EXERCISE OBJECTIVE: Gather each line of the records where "displayed" appears.

DATA PROVIDED:
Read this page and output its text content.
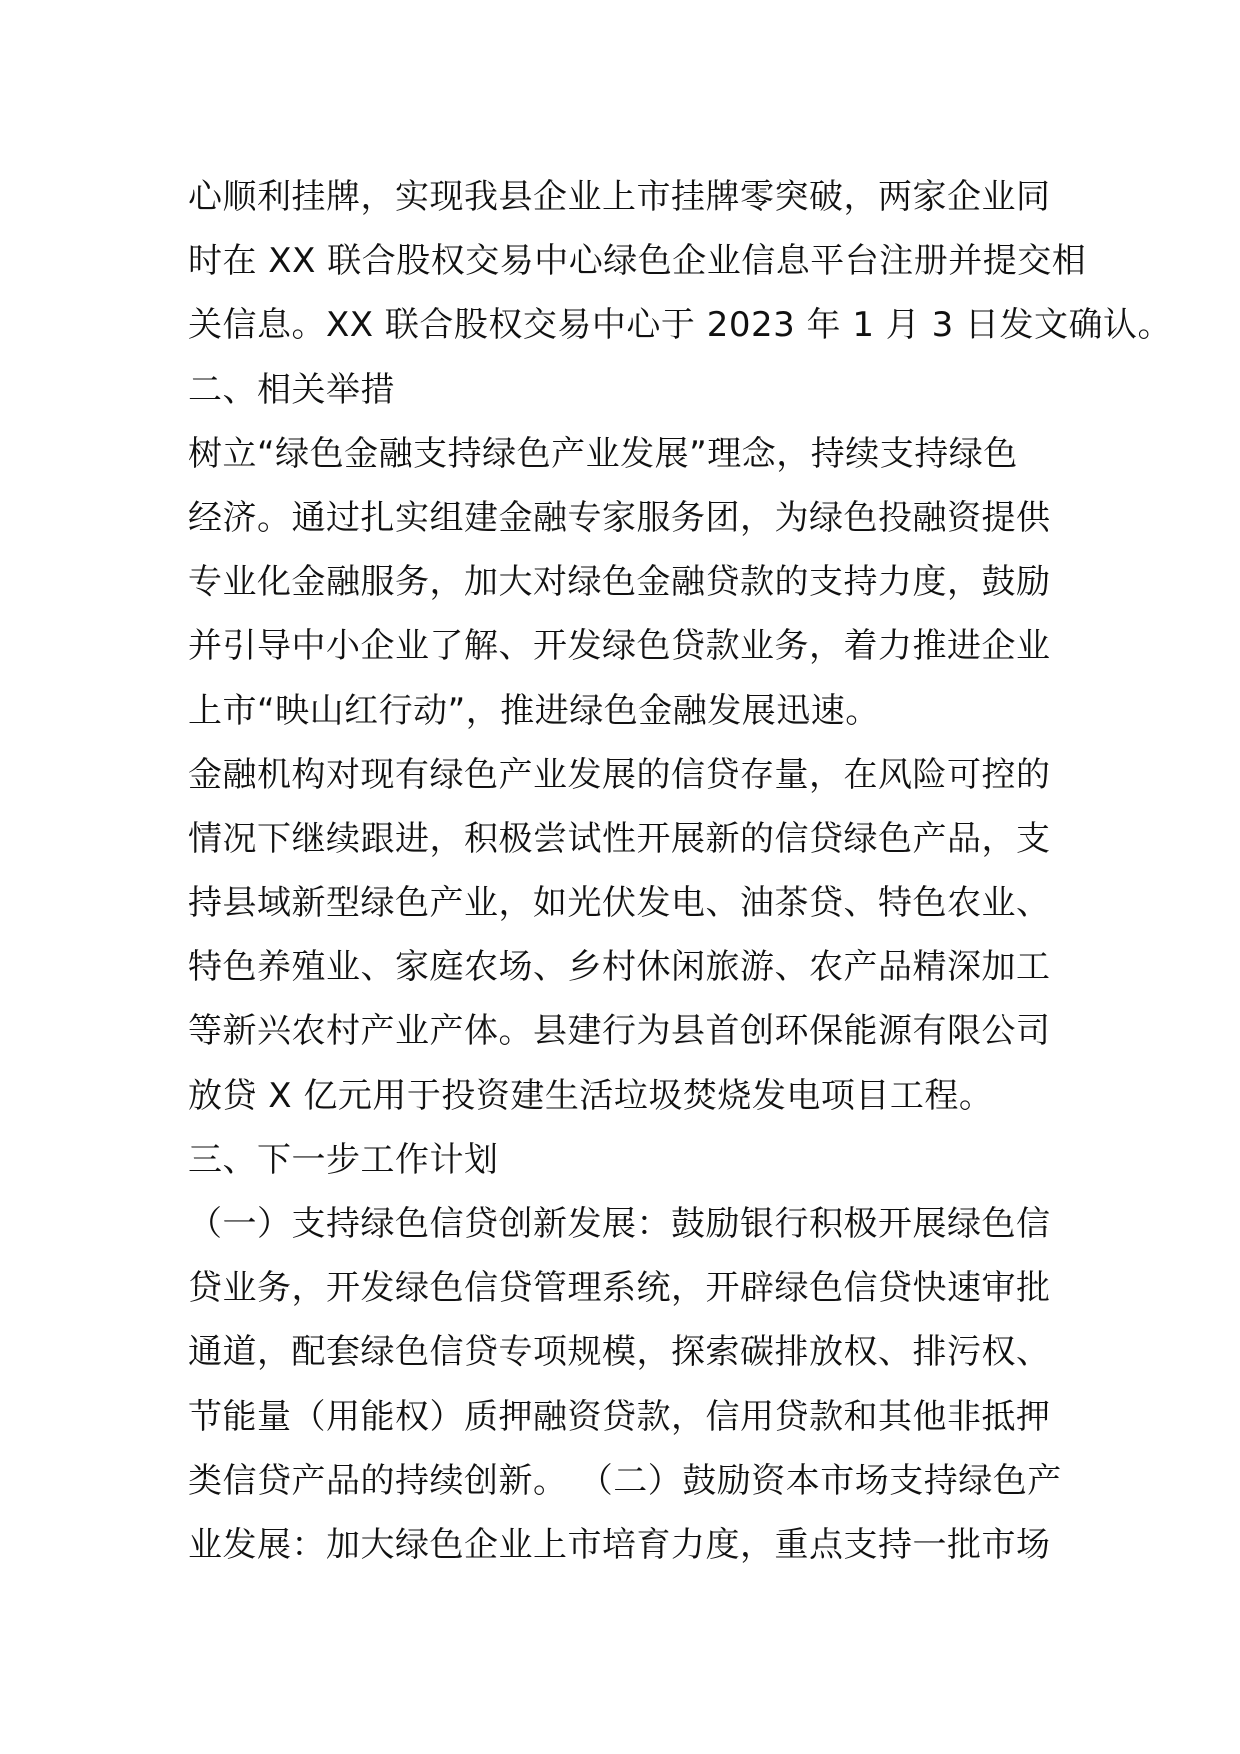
心顺利挂牌，实现我县企业上市挂牌零突破，两家企业同
时在 XX 联合股权交易中心绿色企业信息平台注册并提交相
关信息。XX 联合股权交易中心于 2023 年 1 月 3 日发文确认。
二、相关举措
树立“绿色金融支持绿色产业发展”理念，持续支持绿色
经济。通过扎实组建金融专家服务团，为绿色投融资提供
专业化金融服务，加大对绿色金融贷款的支持力度，鼓励
并引导中小企业了解、开发绿色贷款业务，着力推进企业
上市“映山红行动”，推进绿色金融发展迅速。
金融机构对现有绿色产业发展的信贷存量，在风险可控的
情况下继续跟进，积极尝试性开展新的信贷绿色产品，支
持县域新型绿色产业，如光伏发电、油茶贷、特色农业、
特色养殖业、家庭农场、乡村休闲旅游、农产品精深加工
等新兴农村产业产体。县建行为县首创环保能源有限公司
放贷 X 亿元用于投资建生活垃圾焚烧发电项目工程。
三、下一步工作计划
（一）支持绿色信贷创新发展：鼓励银行积极开展绿色信
贷业务，开发绿色信贷管理系统，开辟绿色信贷快速审批
通道，配套绿色信贷专项规模，探索碳排放权、排污权、
节能量（用能权）质押融资贷款，信用贷款和其他非抵押
类信贷产品的持续创新。 （二）鼓励资本市场支持绿色产
业发展：加大绿色企业上市培育力度，重点支持一批市场
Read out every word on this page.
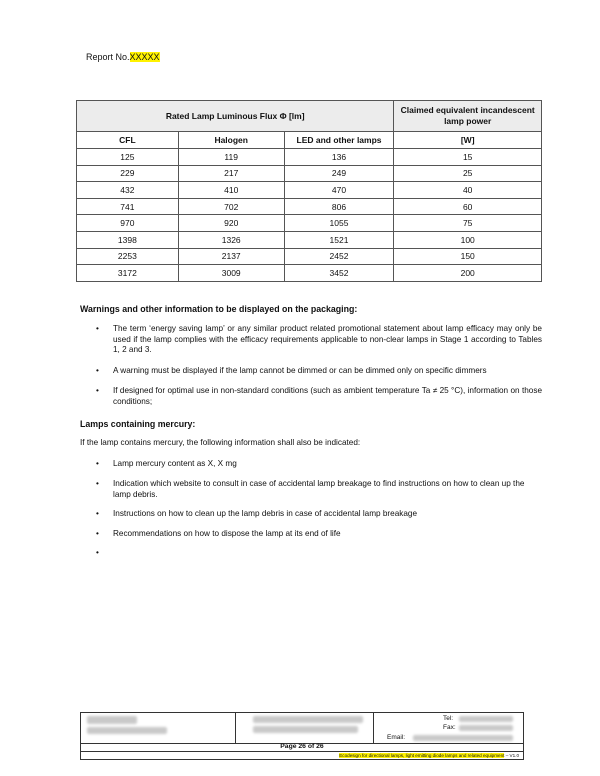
Report No.XXXXX
Rated Lamp Luminous Flux Φ [lm]			Claimed equivalent incandescent lamp power
CFL	Halogen	LED and other lamps	[W]
125	119	136	15
229	217	249	25
432	410	470	40
741	702	806	60
970	920	1055	75
1398	1326	1521	100
2253	2137	2452	150
3172	3009	3452	200
Warnings and other information to be displayed on the packaging:
• The term ‘energy saving lamp’ or any similar product related promotional statement about lamp efficacy may only be used if the lamp complies with the efficacy requirements applicable to non-clear lamps in Stage 1 according to Tables 1, 2 and 3.
• A warning must be displayed if the lamp cannot be dimmed or can be dimmed only on specific dimmers
• If designed for optimal use in non-standard conditions (such as ambient temperature Ta ≠ 25 °C), information on those conditions;
Lamps containing mercury:
If the lamp contains mercury, the following information shall also be indicated:
• Lamp mercury content as X, X mg
• Indication which website to consult in case of accidental lamp breakage to find instructions on how to clean up the lamp debris.
• Instructions on how to clean up the lamp debris in case of accidental lamp breakage
• Recommendations on how to dispose the lamp at its end of life
•
Tel:
Fax:
Email:
Page 26 of 26
Ecodesign for directional lamps, light emitting diode lamps and related equipment – V1.0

RESULT BELOW:
Warnings and other information to be displayed on the packaging:
• A warning must be displayed if the lamp cannot be dimmed or can be dimmed only on specific dimmers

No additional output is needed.